• _Task instructions_:
Every entry must be duplicated word for word.

****

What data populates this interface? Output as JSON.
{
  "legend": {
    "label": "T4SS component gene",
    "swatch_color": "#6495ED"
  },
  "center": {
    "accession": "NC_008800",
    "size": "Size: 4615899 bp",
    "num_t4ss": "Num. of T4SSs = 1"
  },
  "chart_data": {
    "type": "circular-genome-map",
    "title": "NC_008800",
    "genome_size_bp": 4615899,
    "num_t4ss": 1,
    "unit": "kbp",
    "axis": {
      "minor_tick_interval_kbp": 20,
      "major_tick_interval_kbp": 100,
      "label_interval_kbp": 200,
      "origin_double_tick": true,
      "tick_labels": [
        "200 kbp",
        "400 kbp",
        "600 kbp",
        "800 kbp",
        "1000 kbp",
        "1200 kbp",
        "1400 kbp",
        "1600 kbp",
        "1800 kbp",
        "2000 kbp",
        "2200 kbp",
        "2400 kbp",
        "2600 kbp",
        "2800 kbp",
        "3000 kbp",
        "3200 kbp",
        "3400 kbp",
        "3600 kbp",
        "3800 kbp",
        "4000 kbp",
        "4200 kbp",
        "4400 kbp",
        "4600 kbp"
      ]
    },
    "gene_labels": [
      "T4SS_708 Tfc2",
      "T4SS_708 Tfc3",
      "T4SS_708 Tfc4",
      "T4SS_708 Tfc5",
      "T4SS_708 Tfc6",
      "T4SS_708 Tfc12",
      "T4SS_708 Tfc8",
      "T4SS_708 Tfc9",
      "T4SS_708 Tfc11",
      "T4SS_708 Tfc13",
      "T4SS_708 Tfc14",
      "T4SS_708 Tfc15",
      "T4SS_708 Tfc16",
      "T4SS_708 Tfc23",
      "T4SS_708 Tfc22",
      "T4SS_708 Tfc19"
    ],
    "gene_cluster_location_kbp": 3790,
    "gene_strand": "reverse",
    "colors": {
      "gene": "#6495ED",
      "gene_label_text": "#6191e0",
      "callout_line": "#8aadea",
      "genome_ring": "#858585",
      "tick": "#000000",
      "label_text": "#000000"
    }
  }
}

****

• _Task response_:
What data populates this interface? Output as JSON.
{
  "legend": {
    "label": "T4SS component gene",
    "swatch_color": "#6495ED"
  },
  "center": {
    "accession": "NC_008800",
    "size": "Size: 4615899 bp",
    "num_t4ss": "Num. of T4SSs = 1"
  },
  "chart_data": {
    "type": "circular-genome-map",
    "title": "NC_008800",
    "genome_size_bp": 4615899,
    "num_t4ss": 1,
    "unit": "kbp",
    "axis": {
      "minor_tick_interval_kbp": 20,
      "major_tick_interval_kbp": 100,
      "label_interval_kbp": 200,
      "origin_double_tick": true,
      "tick_labels": [
        "200 kbp",
        "400 kbp",
        "600 kbp",
        "800 kbp",
        "1000 kbp",
        "1200 kbp",
        "1400 kbp",
        "1600 kbp",
        "1800 kbp",
        "2000 kbp",
        "2200 kbp",
        "2400 kbp",
        "2600 kbp",
        "2800 kbp",
        "3000 kbp",
        "3200 kbp",
        "3400 kbp",
        "3600 kbp",
        "3800 kbp",
        "4000 kbp",
        "4200 kbp",
        "4400 kbp",
        "4600 kbp"
      ]
    },
    "gene_labels": [
      "T4SS_708 Tfc2",
      "T4SS_708 Tfc3",
      "T4SS_708 Tfc4",
      "T4SS_708 Tfc5",
      "T4SS_708 Tfc6",
      "T4SS_708 Tfc12",
      "T4SS_708 Tfc8",
      "T4SS_708 Tfc9",
      "T4SS_708 Tfc11",
      "T4SS_708 Tfc13",
      "T4SS_708 Tfc14",
      "T4SS_708 Tfc15",
      "T4SS_708 Tfc16",
      "T4SS_708 Tfc23",
      "T4SS_708 Tfc22",
      "T4SS_708 Tfc19"
    ],
    "gene_cluster_location_kbp": 3790,
    "gene_strand": "reverse",
    "colors": {
      "gene": "#6495ED",
      "gene_label_text": "#6191e0",
      "callout_line": "#8aadea",
      "genome_ring": "#858585",
      "tick": "#000000",
      "label_text": "#000000"
    }
  }
}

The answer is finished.